--- Work to do ---
**1)** Translate this sentence from the divorce judgment into French: "The husband filed his Application for Divorce on 14 June 2017 (“the divorce application”)."
**2)** Summarize the divorce judgment in two sentences.

--- Page ---
________________________

Last Updated: 7 March 2019

FEDERAL CIRCUIT COURT OF AUSTRALIA

YEE & WOO



Catchwords:

FAMILY LAW – Divorce application filed by husband – divorce contested by wife on the basis of the Court unable to make a declaration pursuant to section 55A – divorce order made but judgment reserved in respect of the section 55A declaration – declaration made pursuant to section 55A(1)(b)(ii).



Legislation:



In the Marriage of Falk (1977) FLC 90-247

In the Marriage of Pavey [1976] FamCA 36; (1976) FLC 90-051

Maunder & Maunder [1999] FamCA 2420

Murphy & Murphy (1977) FLC 90-291

Opperman & Opperman (1978) FLC 90-432



Applicant:
MR YEE

Respondent:
MS WOO

File Number:
SYC 3676 of 2017

Judgment of:
Judge Monahan

Hearing date:
12 February 2018

Date of Last Submission:
12 February 2018

Delivered at:
Sydney

Delivered on:
23 March 2018





REPRESENTATION

Solicitors for the Applicant:
Mr Wahhab of York Law Family Law Specialists

Solicitors for the Respondent:
Mr Karras of Karras Partners Lawyers





ORDERS

THE COURT DECLARES THAT:

(1) There are circumstances by reason of which the divorce order should take effect even though the Court is not satisfied that arrangements for the care, welfare and development of the children [X] born ... 2007 and [Y] born ... 2010 have been made.

AND THE COURT ORDERS THAT:

(2) The divorce order made on 12 February 2018 become final in one month’s time.

(3) All extant applications be otherwise dismissed.

AND THE COURT NOTES THAT:

(4) A divorce order was made on 12 February 2018.

IT IS NOTED that publication of this judgment under the pseudonym Yee & Woo is approved pursuant to s.121(9)(g) of the Family Law Act 1975 (Cth).

FEDERAL CIRCUIT COURT

OF AUSTRALIA

AT SYDNEY

SYC 3676 of 2017

MR YEE

Applicant

And

MS WOO

Respondent





REASONS FOR JUDGMENT

Introduction

  1. This decision concerns divorce proceedings between MR YEE (“the husband”) and MS WOO (“the wife”).
  2. The husband filed his Application for Divorce on 14 June 2017 (“the divorce application”).
  3. The wife filed a Response to Divorce on 11 August 2017 (“the response application”). In the response application, the wife disputes the date of separation asserted by the husband in the divorce application.
  4. The applications came before me in the duty list on 4 October 2017 and, following brief submissions from the parties’ legal representatives, I was persuaded to list the matter for hearing on 12 February 2018, being a date more than 12 months after the wife alleges the parties separated, but also being a date earlier than I would have had capacity to hear a contested divorce hearing.
  5. The parties’ applications were listed on the understanding that the Court would be likely to allow the husband to withdraw the divorce application and file a further divorce application in Court (ie, to ensure that the Court was considering an application for divorce that was filed more than 12 months after the differing dates of separation alleged by the parties). In that event, it was expected that the wife would withdraw the response application and the further divorce application would proceed undefended with the Court noting in the relevant orders that each party alleges different dates of separation.

________________________

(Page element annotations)
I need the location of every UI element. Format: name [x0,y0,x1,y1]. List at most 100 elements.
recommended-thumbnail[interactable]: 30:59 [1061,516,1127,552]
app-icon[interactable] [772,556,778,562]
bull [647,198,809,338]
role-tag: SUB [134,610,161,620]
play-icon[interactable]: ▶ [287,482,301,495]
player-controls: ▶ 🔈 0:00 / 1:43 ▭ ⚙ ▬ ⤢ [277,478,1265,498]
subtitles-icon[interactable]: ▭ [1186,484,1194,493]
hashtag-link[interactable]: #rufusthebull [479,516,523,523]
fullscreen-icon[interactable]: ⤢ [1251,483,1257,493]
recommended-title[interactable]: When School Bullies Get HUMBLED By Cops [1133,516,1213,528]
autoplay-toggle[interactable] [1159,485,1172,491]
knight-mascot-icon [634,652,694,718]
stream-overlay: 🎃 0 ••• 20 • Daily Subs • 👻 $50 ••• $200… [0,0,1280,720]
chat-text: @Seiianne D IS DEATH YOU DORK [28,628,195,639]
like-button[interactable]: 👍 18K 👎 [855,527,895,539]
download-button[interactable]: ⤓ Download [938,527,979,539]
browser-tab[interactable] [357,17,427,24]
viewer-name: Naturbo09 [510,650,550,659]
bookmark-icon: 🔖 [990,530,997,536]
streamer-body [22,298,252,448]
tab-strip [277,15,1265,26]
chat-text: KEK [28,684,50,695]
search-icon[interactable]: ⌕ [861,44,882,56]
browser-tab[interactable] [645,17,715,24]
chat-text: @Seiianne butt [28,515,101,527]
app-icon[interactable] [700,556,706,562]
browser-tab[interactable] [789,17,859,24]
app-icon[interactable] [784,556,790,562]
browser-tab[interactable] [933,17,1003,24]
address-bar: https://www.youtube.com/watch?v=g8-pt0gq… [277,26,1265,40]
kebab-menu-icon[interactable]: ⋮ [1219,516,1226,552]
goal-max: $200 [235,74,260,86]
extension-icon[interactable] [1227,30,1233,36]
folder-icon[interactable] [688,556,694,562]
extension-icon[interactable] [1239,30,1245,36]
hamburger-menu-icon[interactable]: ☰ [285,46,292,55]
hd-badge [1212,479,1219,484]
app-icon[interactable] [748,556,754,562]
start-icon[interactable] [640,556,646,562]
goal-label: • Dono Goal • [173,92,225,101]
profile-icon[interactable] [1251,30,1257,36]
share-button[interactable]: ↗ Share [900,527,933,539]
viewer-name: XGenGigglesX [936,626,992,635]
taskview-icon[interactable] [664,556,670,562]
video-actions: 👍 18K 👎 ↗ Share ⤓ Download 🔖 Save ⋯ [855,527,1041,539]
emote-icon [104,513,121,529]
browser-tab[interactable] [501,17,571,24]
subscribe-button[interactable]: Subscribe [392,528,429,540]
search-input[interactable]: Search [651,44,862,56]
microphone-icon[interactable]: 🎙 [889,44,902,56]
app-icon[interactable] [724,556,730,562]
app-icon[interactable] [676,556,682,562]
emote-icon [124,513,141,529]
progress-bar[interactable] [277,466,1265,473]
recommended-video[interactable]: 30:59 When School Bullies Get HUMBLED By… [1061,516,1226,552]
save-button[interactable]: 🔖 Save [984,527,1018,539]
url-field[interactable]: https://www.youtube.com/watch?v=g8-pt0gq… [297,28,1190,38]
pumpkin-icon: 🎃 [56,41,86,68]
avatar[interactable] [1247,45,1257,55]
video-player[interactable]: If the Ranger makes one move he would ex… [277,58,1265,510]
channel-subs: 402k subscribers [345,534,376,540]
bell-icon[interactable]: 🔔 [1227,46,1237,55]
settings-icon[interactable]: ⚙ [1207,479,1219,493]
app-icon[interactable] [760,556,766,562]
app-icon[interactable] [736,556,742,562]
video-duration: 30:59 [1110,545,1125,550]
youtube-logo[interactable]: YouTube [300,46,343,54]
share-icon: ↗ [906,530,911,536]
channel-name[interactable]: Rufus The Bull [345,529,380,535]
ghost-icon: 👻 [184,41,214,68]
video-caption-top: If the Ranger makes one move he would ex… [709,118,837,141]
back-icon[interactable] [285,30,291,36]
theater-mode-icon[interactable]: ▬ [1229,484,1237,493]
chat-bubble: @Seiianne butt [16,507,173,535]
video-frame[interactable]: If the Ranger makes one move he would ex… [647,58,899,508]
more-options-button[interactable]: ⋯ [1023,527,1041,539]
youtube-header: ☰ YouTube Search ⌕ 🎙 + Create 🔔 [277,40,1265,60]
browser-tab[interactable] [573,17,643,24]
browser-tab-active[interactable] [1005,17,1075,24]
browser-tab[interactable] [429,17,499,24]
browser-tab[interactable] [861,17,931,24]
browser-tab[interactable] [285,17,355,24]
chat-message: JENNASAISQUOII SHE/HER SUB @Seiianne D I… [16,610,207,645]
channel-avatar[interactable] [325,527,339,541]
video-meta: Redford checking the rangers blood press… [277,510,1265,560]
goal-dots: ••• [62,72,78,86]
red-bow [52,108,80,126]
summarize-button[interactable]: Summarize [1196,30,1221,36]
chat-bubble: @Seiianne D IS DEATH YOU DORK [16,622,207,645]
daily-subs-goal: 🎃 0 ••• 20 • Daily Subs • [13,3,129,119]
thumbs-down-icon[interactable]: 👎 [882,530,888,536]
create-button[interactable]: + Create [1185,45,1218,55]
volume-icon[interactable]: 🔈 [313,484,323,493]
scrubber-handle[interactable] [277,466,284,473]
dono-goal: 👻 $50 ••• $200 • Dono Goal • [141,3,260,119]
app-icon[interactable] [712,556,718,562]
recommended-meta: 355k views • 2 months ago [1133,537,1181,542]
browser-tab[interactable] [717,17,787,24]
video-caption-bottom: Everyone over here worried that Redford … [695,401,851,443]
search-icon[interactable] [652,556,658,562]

________________________

--- Results of the exercise ---
**1)** Le mari a déposé sa demande de divorce le 14 juin 2017 (« la demande de divorce »).

**2)** In this Federal Circuit Court of Australia matter, Mr Yee applied for divorce on 14 June 2017, and Ms Woo filed a response disputing the date of separation he asserted. Judge Monahan made a divorce order on 12 February 2018 and later declared under section 55A that it should take effect even though the Court was not satisfied that arrangements for the two children had been made, ordering that it become final in one month and dismissing all other extant applications.